▶ [Instructions to follow]: Below are records; extract exactly the lines from the one with "Read all visible content and emit it as JSON." through the final line, including both, but drop the pictures.

start Entries

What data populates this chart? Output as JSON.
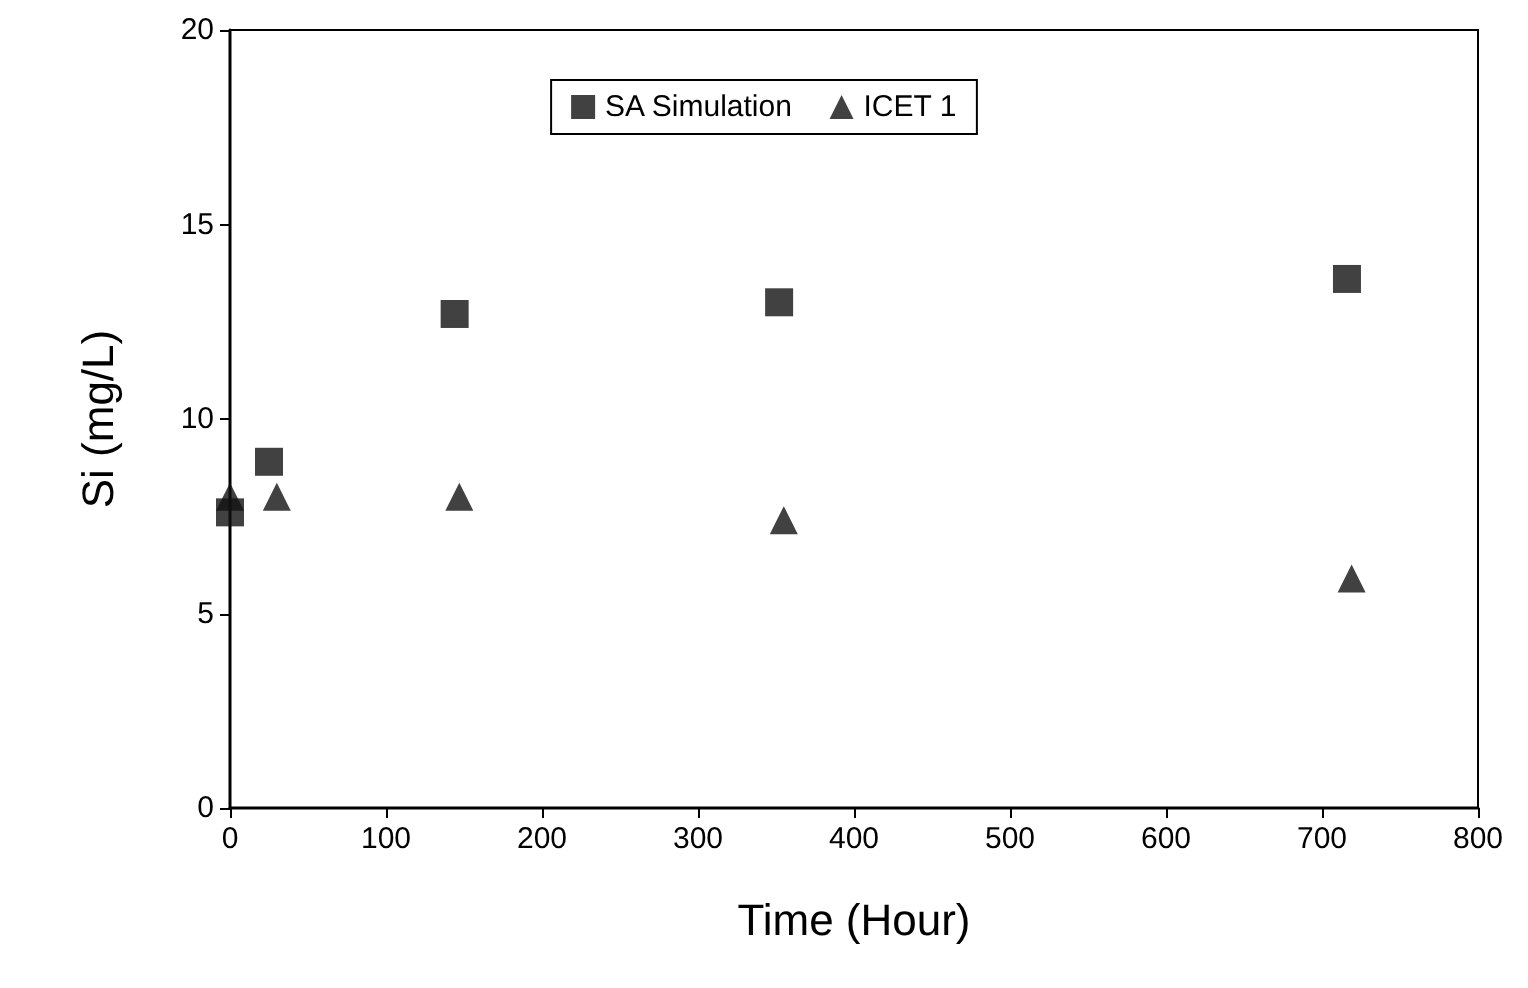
{
  "chart_data": {
    "type": "scatter",
    "xlabel": "Time (Hour)",
    "ylabel": "Si (mg/L)",
    "xlim": [
      0,
      800
    ],
    "xticks": [
      0,
      100,
      200,
      300,
      400,
      500,
      600,
      700,
      800
    ],
    "ylim": [
      0,
      20
    ],
    "yticks": [
      0,
      5,
      10,
      15,
      20
    ],
    "grid": false,
    "legend": "top",
    "series": [
      {
        "name": "SA Simulation",
        "color": "#111111",
        "marker": "square",
        "x": [
          0,
          25,
          144,
          352,
          716
        ],
        "values": [
          7.6,
          8.9,
          12.7,
          13.0,
          13.6
        ]
      },
      {
        "name": "ICET 1",
        "color": "#111111",
        "marker": "triangle",
        "x": [
          0,
          30,
          147,
          355,
          719
        ],
        "values": [
          8.0,
          8.0,
          8.0,
          7.4,
          5.9
        ]
      }
    ]
  }
}
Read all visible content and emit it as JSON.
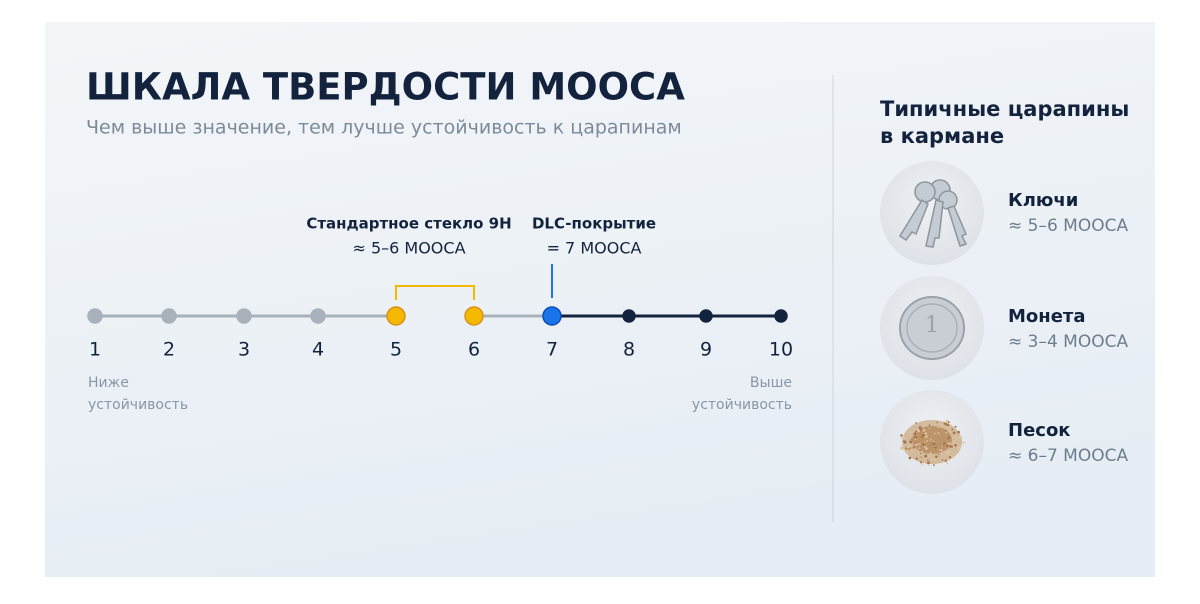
{
  "header": {
    "title": "ШКАЛА ТВЕРДОСТИ МООСА",
    "subtitle": "Чем выше значение, тем лучше устойчивость к царапинам"
  },
  "scale": {
    "points": [
      1,
      2,
      3,
      4,
      5,
      6,
      7,
      8,
      9,
      10
    ],
    "low_label": [
      "Ниже",
      "устойчивость"
    ],
    "high_label": [
      "Выше",
      "устойчивость"
    ],
    "annotations": [
      {
        "title": "Стандартное стекло 9H",
        "value": "≈ 5–6 МООСА"
      },
      {
        "title": "DLC-покрытие",
        "value": "= 7 МООСА"
      }
    ]
  },
  "sidebar": {
    "title": [
      "Типичные царапины",
      "в кармане"
    ],
    "items": [
      {
        "name": "Ключи",
        "value": "≈ 5–6 МООСА"
      },
      {
        "name": "Монета",
        "value": "≈ 3–4 МООСА"
      },
      {
        "name": "Песок",
        "value": "≈ 6–7 МООСА"
      }
    ]
  }
}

end Entries

▶ [Answer]:
Read all visible content and emit it as JSON.
{
  "header": {
    "title": "ШКАЛА ТВЕРДОСТИ МООСА",
    "subtitle": "Чем выше значение, тем лучше устойчивость к царапинам"
  },
  "scale": {
    "points": [
      1,
      2,
      3,
      4,
      5,
      6,
      7,
      8,
      9,
      10
    ],
    "low_label": [
      "Ниже",
      "устойчивость"
    ],
    "high_label": [
      "Выше",
      "устойчивость"
    ],
    "annotations": [
      {
        "title": "Стандартное стекло 9H",
        "value": "≈ 5–6 МООСА"
      },
      {
        "title": "DLC-покрытие",
        "value": "= 7 МООСА"
      }
    ]
  },
  "sidebar": {
    "title": [
      "Типичные царапины",
      "в кармане"
    ],
    "items": [
      {
        "name": "Ключи",
        "value": "≈ 5–6 МООСА"
      },
      {
        "name": "Монета",
        "value": "≈ 3–4 МООСА"
      },
      {
        "name": "Песок",
        "value": "≈ 6–7 МООСА"
      }
    ]
  }
}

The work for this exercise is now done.